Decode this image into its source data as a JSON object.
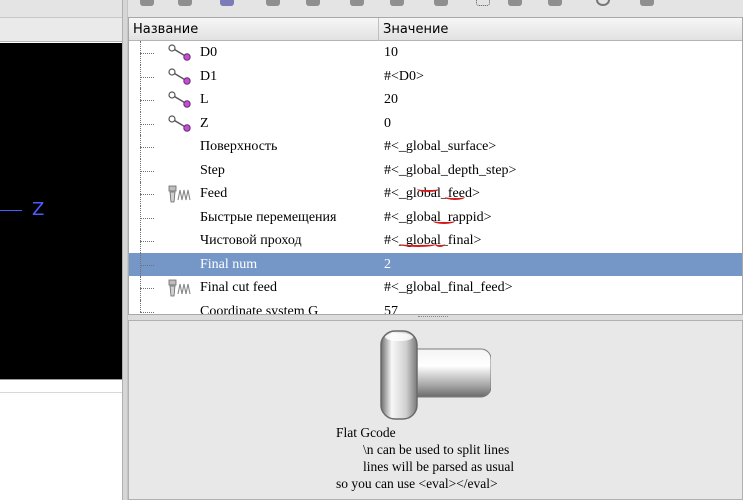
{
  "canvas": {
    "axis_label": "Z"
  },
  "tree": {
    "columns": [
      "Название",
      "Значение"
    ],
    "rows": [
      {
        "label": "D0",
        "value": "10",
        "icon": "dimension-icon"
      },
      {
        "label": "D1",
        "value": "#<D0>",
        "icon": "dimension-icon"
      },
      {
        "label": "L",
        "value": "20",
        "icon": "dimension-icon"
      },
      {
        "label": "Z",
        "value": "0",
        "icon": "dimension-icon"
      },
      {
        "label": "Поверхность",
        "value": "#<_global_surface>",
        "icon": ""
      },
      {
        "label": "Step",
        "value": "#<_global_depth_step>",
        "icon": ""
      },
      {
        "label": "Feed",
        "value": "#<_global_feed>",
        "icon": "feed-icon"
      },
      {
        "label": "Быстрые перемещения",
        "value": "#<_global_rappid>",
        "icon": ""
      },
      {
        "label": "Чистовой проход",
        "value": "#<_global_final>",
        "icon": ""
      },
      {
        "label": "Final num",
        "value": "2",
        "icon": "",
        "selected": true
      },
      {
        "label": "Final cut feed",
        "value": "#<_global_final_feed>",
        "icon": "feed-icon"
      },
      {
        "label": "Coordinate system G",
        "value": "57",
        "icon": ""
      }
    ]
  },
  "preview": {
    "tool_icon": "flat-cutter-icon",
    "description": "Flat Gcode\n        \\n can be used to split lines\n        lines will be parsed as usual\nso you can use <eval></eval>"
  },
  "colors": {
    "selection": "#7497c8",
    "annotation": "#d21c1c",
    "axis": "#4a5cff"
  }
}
====
Omit pictures; set down the rest of the material word for word.

Decode this image into its source data as a JSON object.
{
  "canvas": {
    "axis_label": "Z"
  },
  "tree": {
    "columns": [
      "Название",
      "Значение"
    ],
    "rows": [
      {
        "label": "D0",
        "value": "10",
        "icon": "dimension-icon"
      },
      {
        "label": "D1",
        "value": "#<D0>",
        "icon": "dimension-icon"
      },
      {
        "label": "L",
        "value": "20",
        "icon": "dimension-icon"
      },
      {
        "label": "Z",
        "value": "0",
        "icon": "dimension-icon"
      },
      {
        "label": "Поверхность",
        "value": "#<_global_surface>",
        "icon": ""
      },
      {
        "label": "Step",
        "value": "#<_global_depth_step>",
        "icon": ""
      },
      {
        "label": "Feed",
        "value": "#<_global_feed>",
        "icon": "feed-icon"
      },
      {
        "label": "Быстрые перемещения",
        "value": "#<_global_rappid>",
        "icon": ""
      },
      {
        "label": "Чистовой проход",
        "value": "#<_global_final>",
        "icon": ""
      },
      {
        "label": "Final num",
        "value": "2",
        "icon": "",
        "selected": true
      },
      {
        "label": "Final cut feed",
        "value": "#<_global_final_feed>",
        "icon": "feed-icon"
      },
      {
        "label": "Coordinate system G",
        "value": "57",
        "icon": ""
      }
    ]
  },
  "preview": {
    "tool_icon": "flat-cutter-icon",
    "description": "Flat Gcode\n        \\n can be used to split lines\n        lines will be parsed as usual\nso you can use <eval></eval>"
  },
  "colors": {
    "selection": "#7497c8",
    "annotation": "#d21c1c",
    "axis": "#4a5cff"
  }
}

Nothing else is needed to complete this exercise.